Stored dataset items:
──────────
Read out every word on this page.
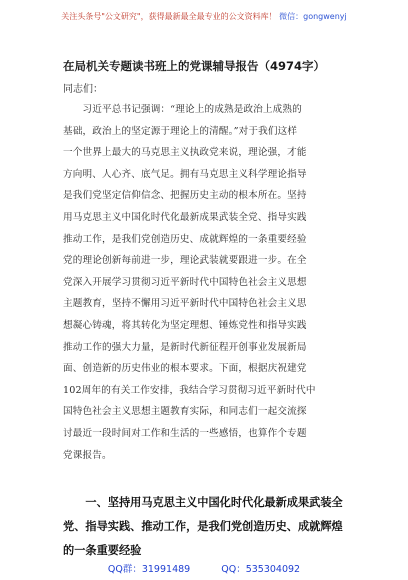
关注头条号"公文研究"，获得最新最全最专业的公文资料库！ 微信：gongwenyj
在局机关专题读书班上的党课辅导报告（4974字）
同志们：
　　习近平总书记强调：“理论上的成熟是政治上成熟的
基础，政治上的坚定源于理论上的清醒。”对于我们这样
一个世界上最大的马克思主义执政党来说，理论强，才能
方向明、人心齐、底气足。拥有马克思主义科学理论指导
是我们党坚定信仰信念、把握历史主动的根本所在。坚持
用马克思主义中国化时代化最新成果武装全党、指导实践
推动工作，是我们党创造历史、成就辉煌的一条重要经验
党的理论创新每前进一步，理论武装就要跟进一步。在全
党深入开展学习贯彻习近平新时代中国特色社会主义思想
主题教育，坚持不懈用习近平新时代中国特色社会主义思
想凝心铸魂，将其转化为坚定理想、锤炼党性和指导实践
推动工作的强大力量，是新时代新征程开创事业发展新局
面、创造新的历史伟业的根本要求。下面，根据庆祝建党
102周年的有关工作安排，我结合学习贯彻习近平新时代中
国特色社会主义思想主题教育实际，和同志们一起交流探
讨最近一段时间对工作和生活的一些感悟，也算作个专题
党课报告。
　　一、坚持用马克思主义中国化时代化最新成果武装全
党、指导实践、推动工作，是我们党创造历史、成就辉煌
的一条重要经验
QQ群：31991489	QQ：535304092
──────────
Problem to solve: All the lines above are to be reproduced exactly, except the pictures.

Result of this task:
Read out every word on this page.
关注头条号"公文研究"，获得最新最全最专业的公文资料库！ 微信：gongwenyj
在局机关专题读书班上的党课辅导报告（4974字）
同志们：
　　习近平总书记强调：“理论上的成熟是政治上成熟的
基础，政治上的坚定源于理论上的清醒。”对于我们这样
一个世界上最大的马克思主义执政党来说，理论强，才能
方向明、人心齐、底气足。拥有马克思主义科学理论指导
是我们党坚定信仰信念、把握历史主动的根本所在。坚持
用马克思主义中国化时代化最新成果武装全党、指导实践
推动工作，是我们党创造历史、成就辉煌的一条重要经验
党的理论创新每前进一步，理论武装就要跟进一步。在全
党深入开展学习贯彻习近平新时代中国特色社会主义思想
主题教育，坚持不懈用习近平新时代中国特色社会主义思
想凝心铸魂，将其转化为坚定理想、锤炼党性和指导实践
推动工作的强大力量，是新时代新征程开创事业发展新局
面、创造新的历史伟业的根本要求。下面，根据庆祝建党
102周年的有关工作安排，我结合学习贯彻习近平新时代中
国特色社会主义思想主题教育实际，和同志们一起交流探
讨最近一段时间对工作和生活的一些感悟，也算作个专题
党课报告。
　　一、坚持用马克思主义中国化时代化最新成果武装全
党、指导实践、推动工作，是我们党创造历史、成就辉煌
的一条重要经验
QQ群：31991489	QQ：535304092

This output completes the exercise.